▶ GIVEN REQUEST
Search the entries for the word "Trading" and pull out each line that has it.

▶ RECORD EXTRACTS
╔══
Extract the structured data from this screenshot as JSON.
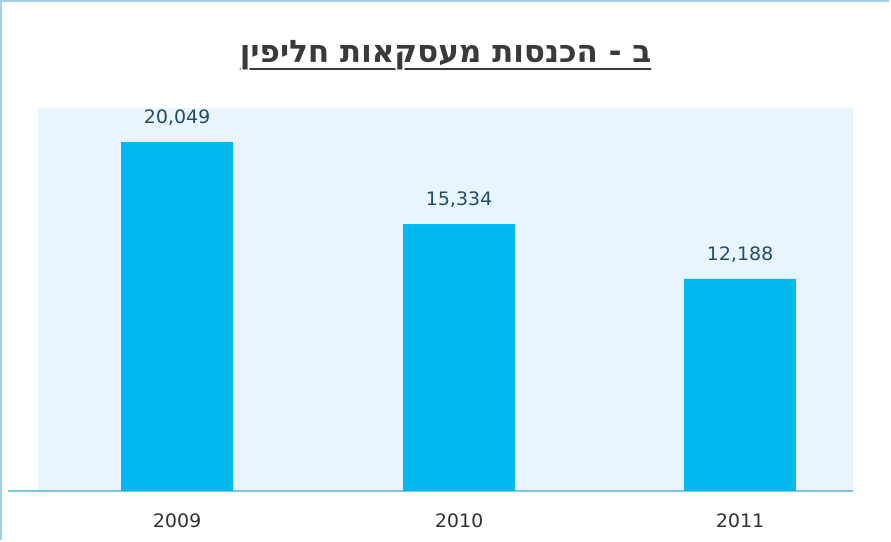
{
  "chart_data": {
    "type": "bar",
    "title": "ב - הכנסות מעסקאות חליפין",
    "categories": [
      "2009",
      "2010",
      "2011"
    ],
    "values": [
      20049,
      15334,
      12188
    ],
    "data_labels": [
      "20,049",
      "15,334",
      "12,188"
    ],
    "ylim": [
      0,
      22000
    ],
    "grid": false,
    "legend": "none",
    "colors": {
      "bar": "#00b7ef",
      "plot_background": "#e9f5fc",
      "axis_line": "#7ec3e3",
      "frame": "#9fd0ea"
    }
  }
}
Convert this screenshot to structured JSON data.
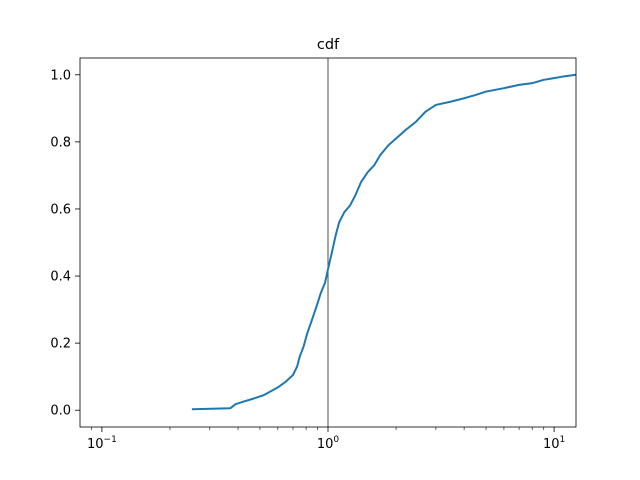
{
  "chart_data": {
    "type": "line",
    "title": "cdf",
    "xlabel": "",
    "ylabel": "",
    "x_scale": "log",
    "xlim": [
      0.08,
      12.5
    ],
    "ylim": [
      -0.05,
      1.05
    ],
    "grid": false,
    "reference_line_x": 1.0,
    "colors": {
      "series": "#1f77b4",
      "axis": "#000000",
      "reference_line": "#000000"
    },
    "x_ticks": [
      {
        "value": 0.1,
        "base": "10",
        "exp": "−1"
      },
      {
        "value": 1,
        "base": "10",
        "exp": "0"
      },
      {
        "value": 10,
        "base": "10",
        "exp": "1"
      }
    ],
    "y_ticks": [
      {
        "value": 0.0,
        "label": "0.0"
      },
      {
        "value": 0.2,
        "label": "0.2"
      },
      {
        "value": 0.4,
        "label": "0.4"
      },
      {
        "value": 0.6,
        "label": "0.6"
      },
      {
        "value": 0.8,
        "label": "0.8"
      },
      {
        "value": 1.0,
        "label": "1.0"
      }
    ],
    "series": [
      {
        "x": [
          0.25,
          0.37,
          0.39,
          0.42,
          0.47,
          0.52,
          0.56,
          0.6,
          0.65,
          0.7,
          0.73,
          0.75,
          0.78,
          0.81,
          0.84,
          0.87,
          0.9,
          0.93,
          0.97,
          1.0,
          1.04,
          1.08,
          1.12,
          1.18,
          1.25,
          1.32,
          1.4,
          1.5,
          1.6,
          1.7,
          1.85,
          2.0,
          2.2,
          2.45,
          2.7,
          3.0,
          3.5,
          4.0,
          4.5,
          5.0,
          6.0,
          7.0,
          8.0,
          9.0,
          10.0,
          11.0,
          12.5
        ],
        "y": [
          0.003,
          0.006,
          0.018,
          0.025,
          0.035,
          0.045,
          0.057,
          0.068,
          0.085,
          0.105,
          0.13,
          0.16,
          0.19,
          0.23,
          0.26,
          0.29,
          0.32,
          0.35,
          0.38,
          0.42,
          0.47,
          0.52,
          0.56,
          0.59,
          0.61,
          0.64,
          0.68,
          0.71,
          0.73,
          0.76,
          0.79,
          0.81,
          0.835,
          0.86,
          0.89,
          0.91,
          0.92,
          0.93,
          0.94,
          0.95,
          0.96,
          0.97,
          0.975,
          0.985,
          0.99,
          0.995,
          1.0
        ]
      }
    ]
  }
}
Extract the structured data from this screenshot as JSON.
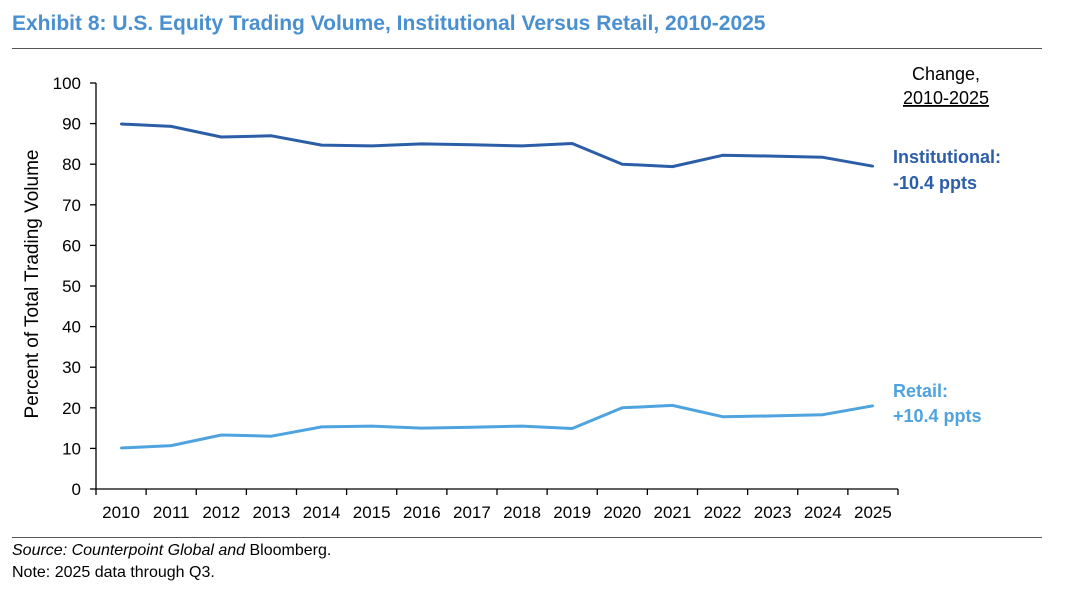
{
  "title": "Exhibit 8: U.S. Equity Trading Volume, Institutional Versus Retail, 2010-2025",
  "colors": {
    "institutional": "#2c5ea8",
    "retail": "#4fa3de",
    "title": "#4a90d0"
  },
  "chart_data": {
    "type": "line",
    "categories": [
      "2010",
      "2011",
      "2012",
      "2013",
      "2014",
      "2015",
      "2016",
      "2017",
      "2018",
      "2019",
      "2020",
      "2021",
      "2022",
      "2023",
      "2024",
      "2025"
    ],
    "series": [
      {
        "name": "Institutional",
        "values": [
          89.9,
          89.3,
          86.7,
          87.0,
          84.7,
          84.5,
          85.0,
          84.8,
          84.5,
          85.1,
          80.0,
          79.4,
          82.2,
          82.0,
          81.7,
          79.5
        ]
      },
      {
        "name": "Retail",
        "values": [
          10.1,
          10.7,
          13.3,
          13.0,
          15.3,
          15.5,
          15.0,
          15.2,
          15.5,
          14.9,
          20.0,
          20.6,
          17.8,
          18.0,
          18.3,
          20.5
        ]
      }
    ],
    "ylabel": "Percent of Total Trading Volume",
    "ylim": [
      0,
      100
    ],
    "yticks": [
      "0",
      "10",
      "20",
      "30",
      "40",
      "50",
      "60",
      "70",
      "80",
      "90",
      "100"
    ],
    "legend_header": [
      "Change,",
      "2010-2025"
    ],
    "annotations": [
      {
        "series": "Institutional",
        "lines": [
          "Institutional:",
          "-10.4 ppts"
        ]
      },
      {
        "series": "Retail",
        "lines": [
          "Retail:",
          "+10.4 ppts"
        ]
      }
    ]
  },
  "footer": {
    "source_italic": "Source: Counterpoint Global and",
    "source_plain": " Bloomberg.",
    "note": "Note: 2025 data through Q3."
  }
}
╚══
▶ WRITTEN REPLY
  "title": "Exhibit 8: U.S. Equity Trading Volume, Institutional Versus Retail, 2010-2025",
    "ylabel": "Percent of Total Trading Volume",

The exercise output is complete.